> EXTRACTED DATA
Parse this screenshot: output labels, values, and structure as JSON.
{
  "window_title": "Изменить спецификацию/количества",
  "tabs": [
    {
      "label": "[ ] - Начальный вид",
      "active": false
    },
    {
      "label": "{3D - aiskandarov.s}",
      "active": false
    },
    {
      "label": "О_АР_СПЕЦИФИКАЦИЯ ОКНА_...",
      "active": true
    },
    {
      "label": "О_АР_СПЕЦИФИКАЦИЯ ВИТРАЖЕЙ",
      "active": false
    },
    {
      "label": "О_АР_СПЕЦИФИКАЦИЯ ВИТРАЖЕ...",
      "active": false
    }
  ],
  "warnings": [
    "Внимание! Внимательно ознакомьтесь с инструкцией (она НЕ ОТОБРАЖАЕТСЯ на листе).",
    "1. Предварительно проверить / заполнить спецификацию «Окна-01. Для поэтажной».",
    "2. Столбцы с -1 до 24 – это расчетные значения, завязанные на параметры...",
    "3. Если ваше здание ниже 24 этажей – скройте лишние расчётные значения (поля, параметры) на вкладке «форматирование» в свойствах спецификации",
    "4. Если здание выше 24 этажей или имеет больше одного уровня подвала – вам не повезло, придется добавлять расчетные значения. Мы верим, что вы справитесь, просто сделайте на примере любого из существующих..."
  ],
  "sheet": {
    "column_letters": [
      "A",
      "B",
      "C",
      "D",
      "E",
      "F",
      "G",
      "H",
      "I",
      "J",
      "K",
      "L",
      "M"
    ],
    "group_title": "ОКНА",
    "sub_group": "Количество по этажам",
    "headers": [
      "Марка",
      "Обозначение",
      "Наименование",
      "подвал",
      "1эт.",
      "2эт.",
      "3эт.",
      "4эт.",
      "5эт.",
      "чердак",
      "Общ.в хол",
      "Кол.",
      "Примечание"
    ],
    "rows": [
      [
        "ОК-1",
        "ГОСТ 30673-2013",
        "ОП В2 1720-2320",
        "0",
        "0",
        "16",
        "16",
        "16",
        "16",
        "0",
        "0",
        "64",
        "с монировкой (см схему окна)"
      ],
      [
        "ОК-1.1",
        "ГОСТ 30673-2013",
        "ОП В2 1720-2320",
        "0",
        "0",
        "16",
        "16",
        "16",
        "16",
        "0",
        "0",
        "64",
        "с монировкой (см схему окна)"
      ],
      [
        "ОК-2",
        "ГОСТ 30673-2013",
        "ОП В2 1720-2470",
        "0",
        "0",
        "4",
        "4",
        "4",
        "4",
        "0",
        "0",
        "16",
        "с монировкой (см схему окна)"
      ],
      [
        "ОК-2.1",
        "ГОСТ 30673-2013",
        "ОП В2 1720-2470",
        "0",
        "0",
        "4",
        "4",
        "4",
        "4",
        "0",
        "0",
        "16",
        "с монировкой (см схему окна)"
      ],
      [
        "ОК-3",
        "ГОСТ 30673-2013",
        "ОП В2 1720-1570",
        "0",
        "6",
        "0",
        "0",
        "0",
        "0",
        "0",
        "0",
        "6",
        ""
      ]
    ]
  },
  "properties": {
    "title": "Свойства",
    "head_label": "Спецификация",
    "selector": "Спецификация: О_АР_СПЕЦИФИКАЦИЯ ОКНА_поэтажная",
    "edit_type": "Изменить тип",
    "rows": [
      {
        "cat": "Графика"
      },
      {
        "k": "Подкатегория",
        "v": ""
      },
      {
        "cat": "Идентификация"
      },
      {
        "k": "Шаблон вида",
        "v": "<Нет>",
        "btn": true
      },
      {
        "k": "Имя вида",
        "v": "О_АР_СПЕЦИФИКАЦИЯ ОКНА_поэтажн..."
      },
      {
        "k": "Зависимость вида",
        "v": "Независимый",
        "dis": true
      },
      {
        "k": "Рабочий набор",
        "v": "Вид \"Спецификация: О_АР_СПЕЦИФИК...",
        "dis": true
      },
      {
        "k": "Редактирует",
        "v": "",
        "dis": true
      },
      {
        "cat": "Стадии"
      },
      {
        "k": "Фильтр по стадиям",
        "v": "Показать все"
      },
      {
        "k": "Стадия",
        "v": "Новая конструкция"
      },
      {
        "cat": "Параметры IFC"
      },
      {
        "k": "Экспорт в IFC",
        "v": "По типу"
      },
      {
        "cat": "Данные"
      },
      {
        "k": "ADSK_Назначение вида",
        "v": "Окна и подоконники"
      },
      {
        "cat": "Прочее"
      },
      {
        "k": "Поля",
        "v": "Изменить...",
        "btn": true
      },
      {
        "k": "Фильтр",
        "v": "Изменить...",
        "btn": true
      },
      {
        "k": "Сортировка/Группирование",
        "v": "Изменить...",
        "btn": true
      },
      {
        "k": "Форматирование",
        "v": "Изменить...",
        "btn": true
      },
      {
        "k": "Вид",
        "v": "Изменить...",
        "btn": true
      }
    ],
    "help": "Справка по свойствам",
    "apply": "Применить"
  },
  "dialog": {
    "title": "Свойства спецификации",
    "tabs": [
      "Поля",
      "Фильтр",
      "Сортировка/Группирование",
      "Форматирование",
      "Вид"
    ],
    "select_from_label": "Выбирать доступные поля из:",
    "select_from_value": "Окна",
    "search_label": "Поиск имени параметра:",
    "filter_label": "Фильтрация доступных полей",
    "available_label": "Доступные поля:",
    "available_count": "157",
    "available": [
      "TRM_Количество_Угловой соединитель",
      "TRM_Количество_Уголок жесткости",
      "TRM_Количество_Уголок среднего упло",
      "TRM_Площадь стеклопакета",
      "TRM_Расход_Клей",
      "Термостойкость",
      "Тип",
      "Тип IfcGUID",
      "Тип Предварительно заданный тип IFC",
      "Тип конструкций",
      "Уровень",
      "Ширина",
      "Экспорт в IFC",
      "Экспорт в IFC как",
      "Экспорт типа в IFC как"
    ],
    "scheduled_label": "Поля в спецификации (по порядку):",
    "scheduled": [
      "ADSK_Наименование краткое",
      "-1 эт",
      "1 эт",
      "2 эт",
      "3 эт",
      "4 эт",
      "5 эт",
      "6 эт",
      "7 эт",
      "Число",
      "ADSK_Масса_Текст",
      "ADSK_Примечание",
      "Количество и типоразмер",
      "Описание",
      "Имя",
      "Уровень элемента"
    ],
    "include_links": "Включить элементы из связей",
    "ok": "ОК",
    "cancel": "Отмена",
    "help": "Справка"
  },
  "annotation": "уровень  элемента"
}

> REQUIREMENTS
Determine how many lines of the entries above carry the string "Справка", and give that number alone.

> ANSWER TO THE TASK
2